The task -> Write the data out again exactly, dropping any images it holds.

╭─ Entries shown

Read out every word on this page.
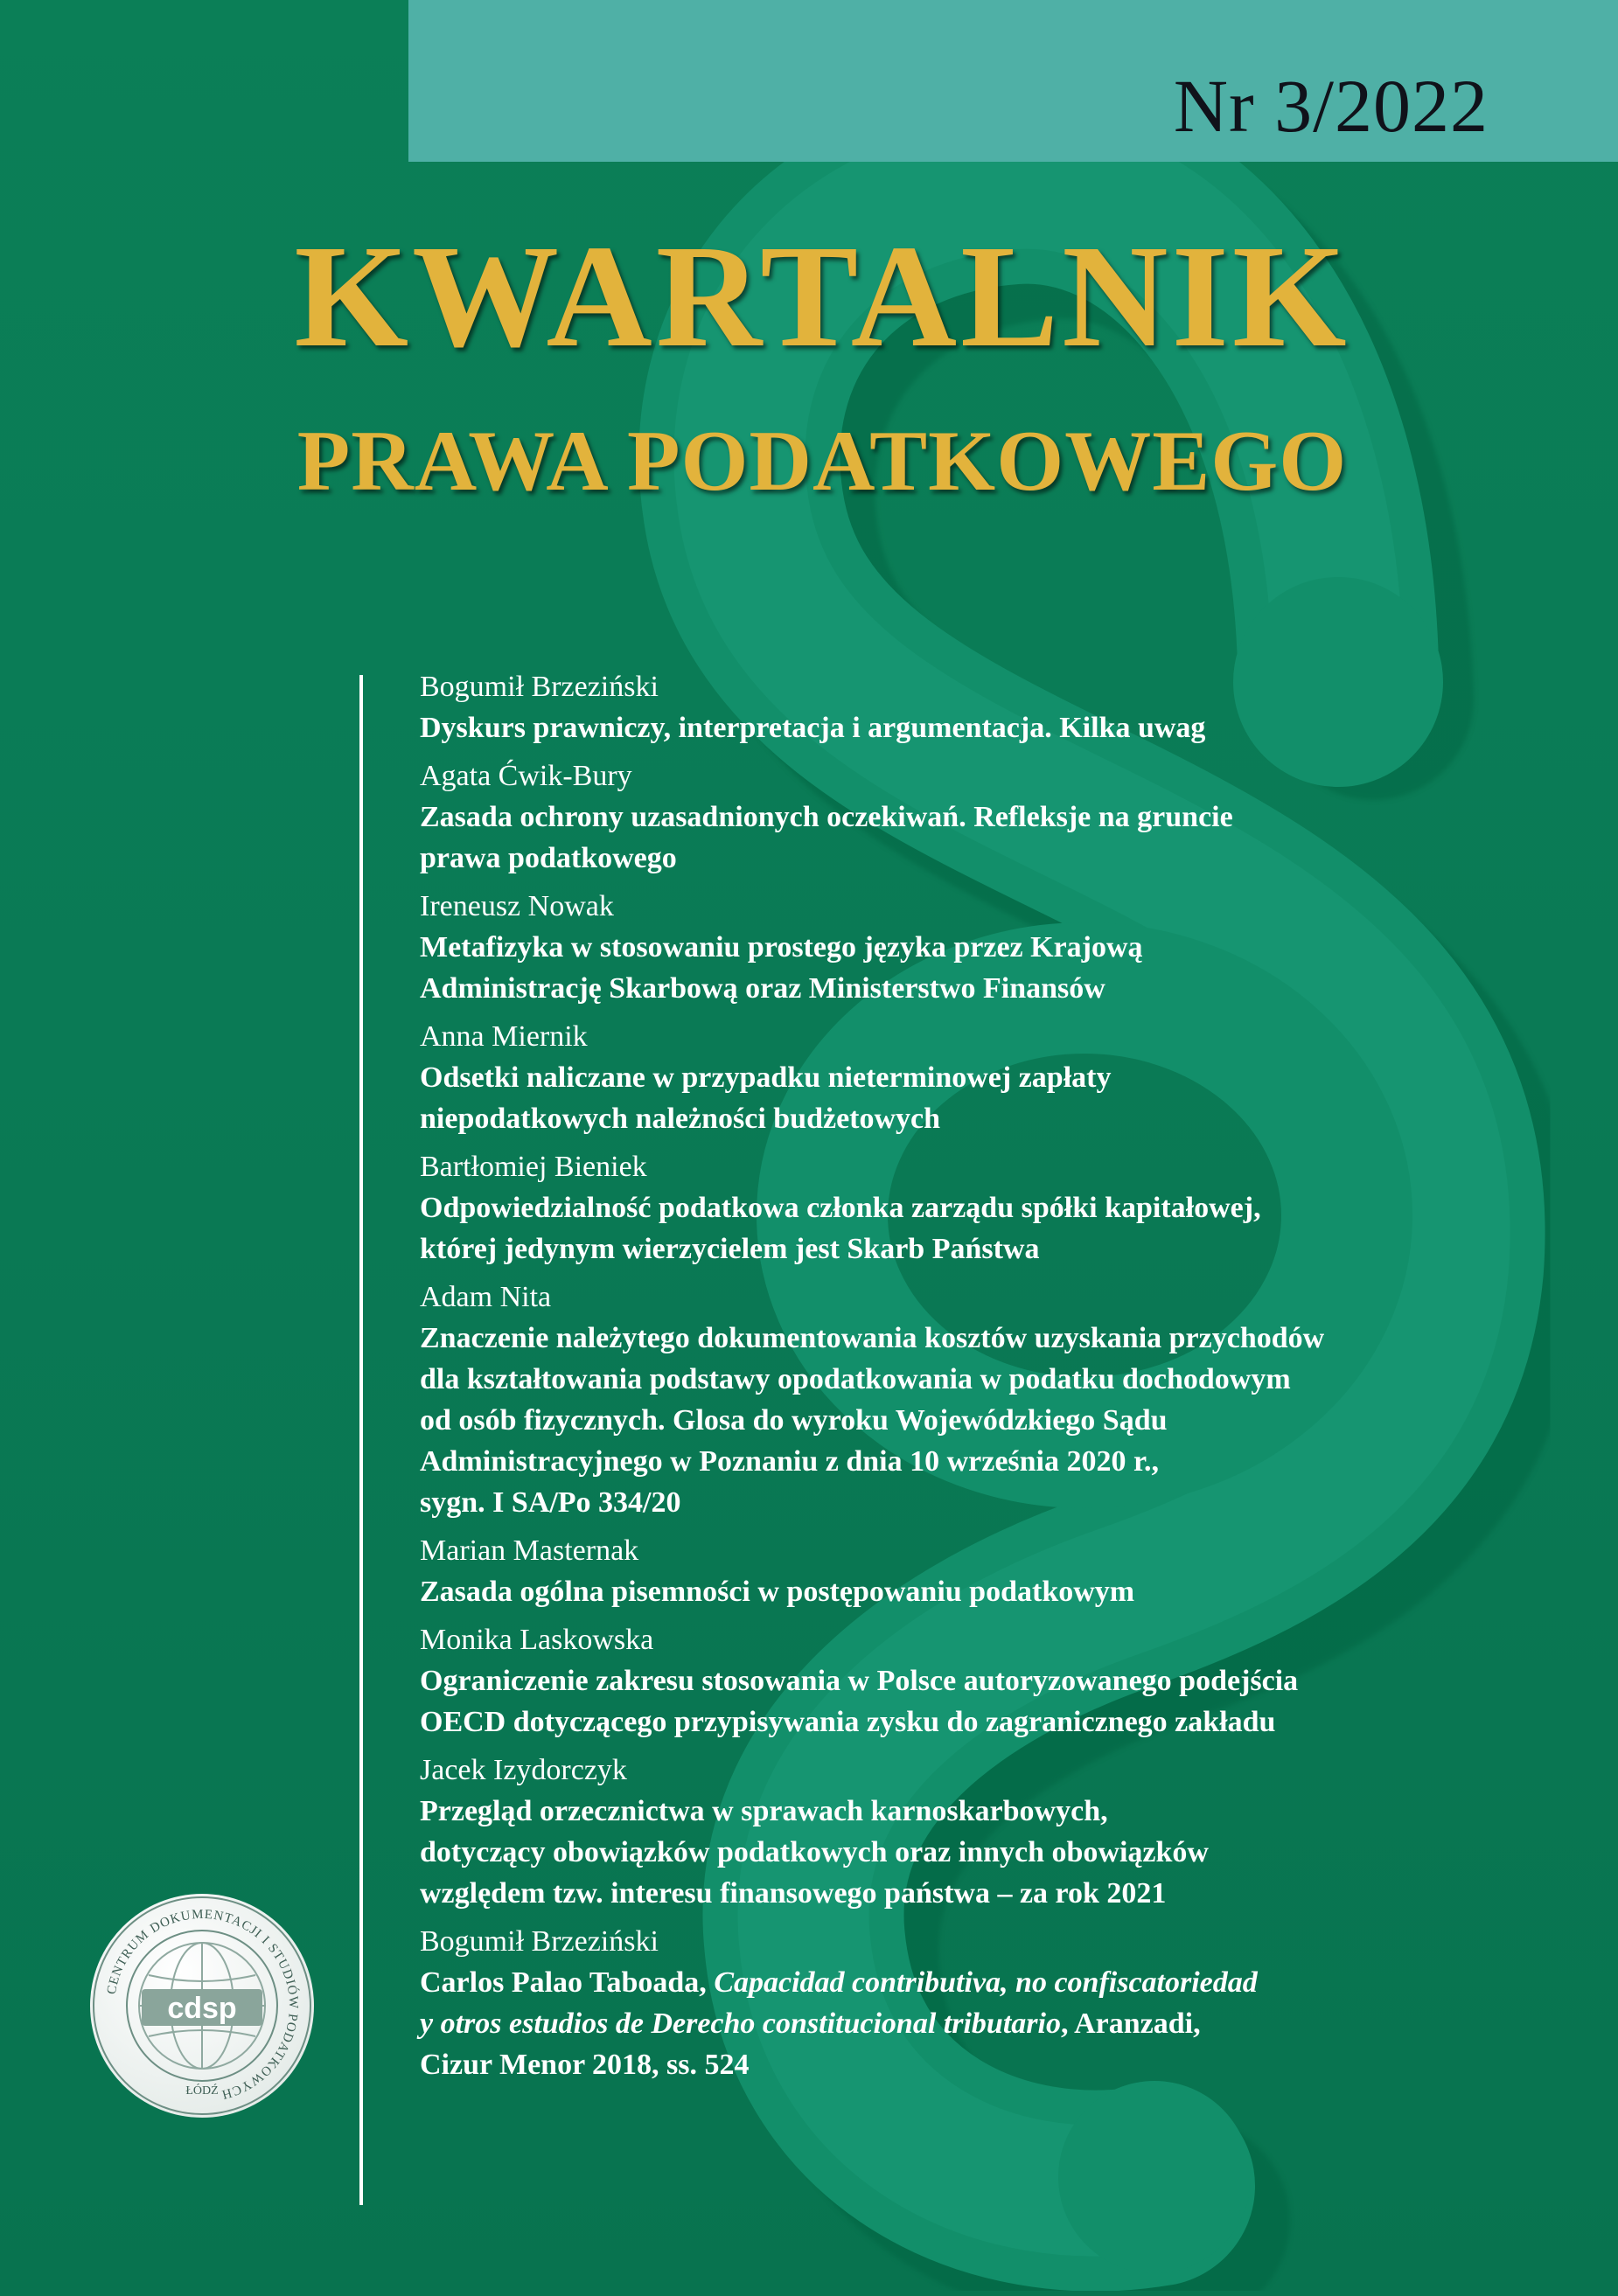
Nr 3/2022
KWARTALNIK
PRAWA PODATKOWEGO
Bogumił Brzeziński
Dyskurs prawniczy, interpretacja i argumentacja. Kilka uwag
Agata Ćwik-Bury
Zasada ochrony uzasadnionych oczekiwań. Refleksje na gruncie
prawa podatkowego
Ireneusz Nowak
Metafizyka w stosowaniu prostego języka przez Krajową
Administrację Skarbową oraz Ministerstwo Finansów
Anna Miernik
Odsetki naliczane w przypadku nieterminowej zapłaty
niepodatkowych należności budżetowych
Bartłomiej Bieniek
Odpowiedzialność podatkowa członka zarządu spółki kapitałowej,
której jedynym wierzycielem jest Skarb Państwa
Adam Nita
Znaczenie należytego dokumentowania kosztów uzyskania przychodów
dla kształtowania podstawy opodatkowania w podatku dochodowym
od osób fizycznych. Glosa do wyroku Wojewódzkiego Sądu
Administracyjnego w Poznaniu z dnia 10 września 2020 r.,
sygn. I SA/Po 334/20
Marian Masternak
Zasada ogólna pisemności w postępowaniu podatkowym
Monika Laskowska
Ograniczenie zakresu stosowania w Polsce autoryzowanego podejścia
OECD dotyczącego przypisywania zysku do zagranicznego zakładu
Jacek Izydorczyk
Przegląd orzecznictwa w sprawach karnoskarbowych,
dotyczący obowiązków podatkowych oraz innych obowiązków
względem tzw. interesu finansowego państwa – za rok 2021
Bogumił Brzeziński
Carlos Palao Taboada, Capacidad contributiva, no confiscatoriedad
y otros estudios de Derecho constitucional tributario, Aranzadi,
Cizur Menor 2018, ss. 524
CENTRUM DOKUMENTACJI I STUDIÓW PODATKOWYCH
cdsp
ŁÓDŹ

╰─

Exercise result ->
Read out every word on this page.
Nr 3/2022
KWARTALNIK
PRAWA PODATKOWEGO
Bogumił Brzeziński
Dyskurs prawniczy, interpretacja i argumentacja. Kilka uwag
Agata Ćwik-Bury
Zasada ochrony uzasadnionych oczekiwań. Refleksje na gruncie
prawa podatkowego
Ireneusz Nowak
Metafizyka w stosowaniu prostego języka przez Krajową
Administrację Skarbową oraz Ministerstwo Finansów
Anna Miernik
Odsetki naliczane w przypadku nieterminowej zapłaty
niepodatkowych należności budżetowych
Bartłomiej Bieniek
Odpowiedzialność podatkowa członka zarządu spółki kapitałowej,
której jedynym wierzycielem jest Skarb Państwa
Adam Nita
Znaczenie należytego dokumentowania kosztów uzyskania przychodów
dla kształtowania podstawy opodatkowania w podatku dochodowym
od osób fizycznych. Glosa do wyroku Wojewódzkiego Sądu
Administracyjnego w Poznaniu z dnia 10 września 2020 r.,
sygn. I SA/Po 334/20
Marian Masternak
Zasada ogólna pisemności w postępowaniu podatkowym
Monika Laskowska
Ograniczenie zakresu stosowania w Polsce autoryzowanego podejścia
OECD dotyczącego przypisywania zysku do zagranicznego zakładu
Jacek Izydorczyk
Przegląd orzecznictwa w sprawach karnoskarbowych,
dotyczący obowiązków podatkowych oraz innych obowiązków
względem tzw. interesu finansowego państwa – za rok 2021
Bogumił Brzeziński
Carlos Palao Taboada, Capacidad contributiva, no confiscatoriedad
y otros estudios de Derecho constitucional tributario, Aranzadi,
Cizur Menor 2018, ss. 524
CENTRUM DOKUMENTACJI I STUDIÓW PODATKOWYCH
cdsp
ŁÓDŹ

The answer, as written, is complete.